Begin
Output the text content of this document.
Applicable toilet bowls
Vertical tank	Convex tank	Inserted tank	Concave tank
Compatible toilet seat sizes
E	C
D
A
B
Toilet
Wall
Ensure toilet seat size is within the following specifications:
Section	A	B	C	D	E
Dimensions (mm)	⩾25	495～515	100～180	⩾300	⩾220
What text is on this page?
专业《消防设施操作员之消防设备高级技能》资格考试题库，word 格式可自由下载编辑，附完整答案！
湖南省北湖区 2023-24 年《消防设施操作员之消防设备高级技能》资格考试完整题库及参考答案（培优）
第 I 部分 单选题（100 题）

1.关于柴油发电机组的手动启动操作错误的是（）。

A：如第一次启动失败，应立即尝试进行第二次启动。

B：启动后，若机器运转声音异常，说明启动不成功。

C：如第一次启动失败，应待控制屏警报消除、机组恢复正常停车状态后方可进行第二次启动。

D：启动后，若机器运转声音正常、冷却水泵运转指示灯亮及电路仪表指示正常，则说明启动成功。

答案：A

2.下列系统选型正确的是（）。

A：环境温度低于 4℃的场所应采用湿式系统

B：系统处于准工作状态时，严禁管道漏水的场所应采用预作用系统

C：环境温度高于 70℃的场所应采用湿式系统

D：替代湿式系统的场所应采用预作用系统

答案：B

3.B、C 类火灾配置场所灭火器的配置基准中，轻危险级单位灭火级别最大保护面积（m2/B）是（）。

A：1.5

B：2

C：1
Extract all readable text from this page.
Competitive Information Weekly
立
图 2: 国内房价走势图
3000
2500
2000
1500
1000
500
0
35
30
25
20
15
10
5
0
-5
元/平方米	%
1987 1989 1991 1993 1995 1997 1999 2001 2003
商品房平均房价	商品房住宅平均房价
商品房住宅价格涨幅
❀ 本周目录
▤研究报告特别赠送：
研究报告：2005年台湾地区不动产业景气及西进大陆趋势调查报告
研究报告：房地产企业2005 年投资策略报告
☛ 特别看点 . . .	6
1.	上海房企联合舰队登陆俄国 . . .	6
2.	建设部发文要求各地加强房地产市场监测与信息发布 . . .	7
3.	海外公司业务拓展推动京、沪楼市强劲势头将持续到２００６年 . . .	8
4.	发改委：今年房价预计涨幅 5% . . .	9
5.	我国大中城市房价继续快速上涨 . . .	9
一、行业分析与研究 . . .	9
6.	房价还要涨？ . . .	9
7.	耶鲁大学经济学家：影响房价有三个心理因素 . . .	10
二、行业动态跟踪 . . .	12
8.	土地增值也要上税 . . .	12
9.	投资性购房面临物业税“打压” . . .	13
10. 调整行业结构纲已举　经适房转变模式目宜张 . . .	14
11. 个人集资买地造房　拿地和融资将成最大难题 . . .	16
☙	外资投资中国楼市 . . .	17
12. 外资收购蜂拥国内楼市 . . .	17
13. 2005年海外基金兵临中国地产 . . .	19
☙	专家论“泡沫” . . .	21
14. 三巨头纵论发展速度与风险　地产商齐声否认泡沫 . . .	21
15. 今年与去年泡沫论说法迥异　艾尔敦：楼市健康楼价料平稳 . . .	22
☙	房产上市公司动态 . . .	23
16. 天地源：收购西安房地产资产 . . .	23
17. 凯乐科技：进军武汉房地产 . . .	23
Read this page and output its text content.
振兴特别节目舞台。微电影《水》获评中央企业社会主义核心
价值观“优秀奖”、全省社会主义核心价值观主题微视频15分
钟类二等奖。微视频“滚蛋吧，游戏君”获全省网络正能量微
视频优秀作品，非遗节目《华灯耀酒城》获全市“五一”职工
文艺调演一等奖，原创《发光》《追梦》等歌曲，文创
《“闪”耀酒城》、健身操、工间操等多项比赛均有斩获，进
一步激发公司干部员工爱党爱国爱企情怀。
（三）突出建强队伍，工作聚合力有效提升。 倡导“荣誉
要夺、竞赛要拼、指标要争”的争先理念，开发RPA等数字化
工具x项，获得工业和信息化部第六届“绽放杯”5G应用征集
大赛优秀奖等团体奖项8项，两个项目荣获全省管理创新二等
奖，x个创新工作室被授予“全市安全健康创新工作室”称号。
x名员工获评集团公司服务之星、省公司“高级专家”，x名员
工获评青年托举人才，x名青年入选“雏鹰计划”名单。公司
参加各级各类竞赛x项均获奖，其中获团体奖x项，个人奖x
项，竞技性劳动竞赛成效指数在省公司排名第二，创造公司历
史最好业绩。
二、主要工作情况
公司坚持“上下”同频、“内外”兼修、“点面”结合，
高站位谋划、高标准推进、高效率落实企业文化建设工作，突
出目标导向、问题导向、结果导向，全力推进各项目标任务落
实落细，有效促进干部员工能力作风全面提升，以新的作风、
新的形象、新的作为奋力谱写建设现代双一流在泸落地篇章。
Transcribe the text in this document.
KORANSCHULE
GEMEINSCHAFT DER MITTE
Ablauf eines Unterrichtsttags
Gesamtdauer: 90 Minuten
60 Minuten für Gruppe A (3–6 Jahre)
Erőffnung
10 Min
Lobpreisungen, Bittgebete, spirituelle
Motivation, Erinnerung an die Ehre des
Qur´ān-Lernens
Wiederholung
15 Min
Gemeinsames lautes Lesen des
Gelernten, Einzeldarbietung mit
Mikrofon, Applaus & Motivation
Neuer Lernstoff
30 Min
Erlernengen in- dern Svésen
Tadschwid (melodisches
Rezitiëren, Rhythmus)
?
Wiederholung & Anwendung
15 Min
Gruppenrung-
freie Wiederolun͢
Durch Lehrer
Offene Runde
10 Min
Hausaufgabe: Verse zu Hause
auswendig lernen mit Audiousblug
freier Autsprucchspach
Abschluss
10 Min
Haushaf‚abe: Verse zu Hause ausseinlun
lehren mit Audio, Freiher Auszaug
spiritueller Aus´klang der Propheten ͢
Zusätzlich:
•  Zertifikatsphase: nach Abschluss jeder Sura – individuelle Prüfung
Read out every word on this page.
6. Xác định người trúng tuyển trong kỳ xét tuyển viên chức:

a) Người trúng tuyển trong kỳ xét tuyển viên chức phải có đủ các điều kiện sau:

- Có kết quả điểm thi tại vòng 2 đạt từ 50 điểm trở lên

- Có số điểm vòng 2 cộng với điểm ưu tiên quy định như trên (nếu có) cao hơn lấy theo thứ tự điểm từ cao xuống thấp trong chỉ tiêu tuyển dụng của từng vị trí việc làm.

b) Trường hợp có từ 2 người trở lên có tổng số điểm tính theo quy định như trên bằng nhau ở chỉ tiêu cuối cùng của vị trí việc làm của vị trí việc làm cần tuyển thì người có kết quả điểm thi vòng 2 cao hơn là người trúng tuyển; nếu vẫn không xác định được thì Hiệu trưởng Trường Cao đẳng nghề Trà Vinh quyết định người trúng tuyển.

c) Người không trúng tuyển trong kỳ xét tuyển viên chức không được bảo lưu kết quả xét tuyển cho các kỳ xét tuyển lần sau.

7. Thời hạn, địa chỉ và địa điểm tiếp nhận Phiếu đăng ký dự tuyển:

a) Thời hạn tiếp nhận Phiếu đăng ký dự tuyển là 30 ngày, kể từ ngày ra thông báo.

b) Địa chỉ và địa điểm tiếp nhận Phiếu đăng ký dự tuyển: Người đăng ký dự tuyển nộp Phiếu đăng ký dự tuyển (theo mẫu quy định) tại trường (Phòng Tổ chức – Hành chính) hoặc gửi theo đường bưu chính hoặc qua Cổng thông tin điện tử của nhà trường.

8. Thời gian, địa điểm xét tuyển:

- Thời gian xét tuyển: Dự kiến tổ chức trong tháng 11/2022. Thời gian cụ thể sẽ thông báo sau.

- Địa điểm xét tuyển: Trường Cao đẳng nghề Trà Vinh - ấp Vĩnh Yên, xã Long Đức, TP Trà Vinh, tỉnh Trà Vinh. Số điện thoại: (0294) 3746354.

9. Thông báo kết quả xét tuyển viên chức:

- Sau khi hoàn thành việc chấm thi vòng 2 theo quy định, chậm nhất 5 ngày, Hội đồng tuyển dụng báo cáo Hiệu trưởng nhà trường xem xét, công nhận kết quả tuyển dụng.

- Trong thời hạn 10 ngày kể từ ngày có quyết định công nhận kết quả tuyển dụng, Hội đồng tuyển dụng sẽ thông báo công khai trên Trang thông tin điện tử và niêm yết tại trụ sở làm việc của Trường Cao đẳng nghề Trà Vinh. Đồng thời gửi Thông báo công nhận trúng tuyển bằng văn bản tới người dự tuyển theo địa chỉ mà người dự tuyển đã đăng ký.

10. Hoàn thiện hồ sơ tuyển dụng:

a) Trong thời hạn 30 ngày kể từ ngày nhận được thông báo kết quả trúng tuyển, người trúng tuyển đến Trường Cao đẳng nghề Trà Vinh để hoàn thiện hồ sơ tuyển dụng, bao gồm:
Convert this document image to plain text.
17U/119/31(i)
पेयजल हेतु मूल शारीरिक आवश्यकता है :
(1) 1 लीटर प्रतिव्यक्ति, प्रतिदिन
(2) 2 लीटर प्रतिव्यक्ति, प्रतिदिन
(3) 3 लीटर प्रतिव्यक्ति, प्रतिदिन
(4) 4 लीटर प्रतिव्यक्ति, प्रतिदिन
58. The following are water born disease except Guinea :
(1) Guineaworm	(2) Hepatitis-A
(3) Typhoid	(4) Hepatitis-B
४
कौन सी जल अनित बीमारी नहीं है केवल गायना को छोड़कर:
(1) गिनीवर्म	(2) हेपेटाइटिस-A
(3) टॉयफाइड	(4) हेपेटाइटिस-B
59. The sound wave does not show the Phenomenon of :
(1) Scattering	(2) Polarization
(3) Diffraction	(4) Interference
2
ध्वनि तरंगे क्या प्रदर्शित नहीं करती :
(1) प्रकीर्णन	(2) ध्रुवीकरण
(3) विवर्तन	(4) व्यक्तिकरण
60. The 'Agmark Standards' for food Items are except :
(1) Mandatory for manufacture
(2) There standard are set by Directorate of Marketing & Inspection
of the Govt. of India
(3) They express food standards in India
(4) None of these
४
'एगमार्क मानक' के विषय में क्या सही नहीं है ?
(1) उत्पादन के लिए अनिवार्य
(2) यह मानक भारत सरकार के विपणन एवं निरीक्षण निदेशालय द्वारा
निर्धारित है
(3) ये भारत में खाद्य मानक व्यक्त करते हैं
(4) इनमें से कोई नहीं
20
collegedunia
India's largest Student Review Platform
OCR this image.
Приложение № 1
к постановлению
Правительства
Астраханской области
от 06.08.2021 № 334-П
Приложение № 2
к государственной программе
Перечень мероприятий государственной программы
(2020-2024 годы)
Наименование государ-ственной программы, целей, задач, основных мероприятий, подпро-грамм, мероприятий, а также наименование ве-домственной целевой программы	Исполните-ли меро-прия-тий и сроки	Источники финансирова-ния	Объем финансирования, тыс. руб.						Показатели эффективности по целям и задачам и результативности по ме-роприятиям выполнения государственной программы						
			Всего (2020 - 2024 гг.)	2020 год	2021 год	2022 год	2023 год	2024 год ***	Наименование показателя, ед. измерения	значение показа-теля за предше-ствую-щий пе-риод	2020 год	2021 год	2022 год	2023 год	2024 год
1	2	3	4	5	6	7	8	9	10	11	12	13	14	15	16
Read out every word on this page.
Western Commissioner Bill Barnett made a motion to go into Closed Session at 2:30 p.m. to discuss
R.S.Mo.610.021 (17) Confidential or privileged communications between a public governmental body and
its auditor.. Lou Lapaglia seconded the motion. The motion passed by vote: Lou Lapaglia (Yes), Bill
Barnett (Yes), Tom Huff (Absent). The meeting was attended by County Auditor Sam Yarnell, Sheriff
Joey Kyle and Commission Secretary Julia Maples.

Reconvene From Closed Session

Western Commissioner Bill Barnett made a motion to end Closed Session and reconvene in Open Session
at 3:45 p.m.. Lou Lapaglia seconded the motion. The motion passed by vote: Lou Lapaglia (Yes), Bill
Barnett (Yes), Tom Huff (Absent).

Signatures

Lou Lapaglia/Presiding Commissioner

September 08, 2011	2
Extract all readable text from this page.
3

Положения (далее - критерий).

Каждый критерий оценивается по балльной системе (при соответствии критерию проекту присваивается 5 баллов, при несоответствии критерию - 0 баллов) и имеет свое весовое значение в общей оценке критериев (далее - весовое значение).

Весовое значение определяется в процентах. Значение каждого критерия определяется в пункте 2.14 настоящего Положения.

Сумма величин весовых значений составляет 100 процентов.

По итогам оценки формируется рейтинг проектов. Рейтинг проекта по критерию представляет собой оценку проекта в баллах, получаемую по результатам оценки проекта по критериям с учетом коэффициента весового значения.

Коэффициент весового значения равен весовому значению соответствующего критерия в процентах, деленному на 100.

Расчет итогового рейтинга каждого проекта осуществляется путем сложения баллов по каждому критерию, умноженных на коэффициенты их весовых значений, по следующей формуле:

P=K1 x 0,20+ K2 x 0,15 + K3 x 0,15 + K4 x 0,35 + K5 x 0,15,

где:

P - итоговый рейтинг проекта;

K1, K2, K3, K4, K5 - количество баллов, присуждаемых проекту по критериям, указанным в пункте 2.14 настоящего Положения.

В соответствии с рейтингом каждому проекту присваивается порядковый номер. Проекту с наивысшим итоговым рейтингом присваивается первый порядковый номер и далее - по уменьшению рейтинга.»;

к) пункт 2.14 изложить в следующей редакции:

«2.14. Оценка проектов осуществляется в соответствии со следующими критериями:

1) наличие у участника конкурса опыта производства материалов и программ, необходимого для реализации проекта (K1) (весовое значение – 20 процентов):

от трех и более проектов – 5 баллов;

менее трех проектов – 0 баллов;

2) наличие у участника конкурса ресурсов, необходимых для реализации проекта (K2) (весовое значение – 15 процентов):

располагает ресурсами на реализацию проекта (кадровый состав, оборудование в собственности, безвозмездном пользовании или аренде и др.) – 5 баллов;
End
> **Exercise prompt**:
Which lines in the listing above hold the word "Наименование"? Show each of them.

> **Exercise output**:
Наименование государ-ственной программы, целей, задач, основных мероприятий, подпро-грамм, мероприятий, а также наименование ве-домственной целевой программы	Исполните-ли меро-прия-тий и сроки	Источники финансирова-ния	Объем финансирования, тыс. руб.						Показатели эффективности по целям и задачам и результативности по ме-роприятиям выполнения государственной программы						
			Всего (2020 - 2024 гг.)	2020 год	2021 год	2022 год	2023 год	2024 год ***	Наименование показателя, ед. измерения	значение показа-теля за предше-ствую-щий пе-риод	2020 год	2021 год	2022 год	2023 год	2024 год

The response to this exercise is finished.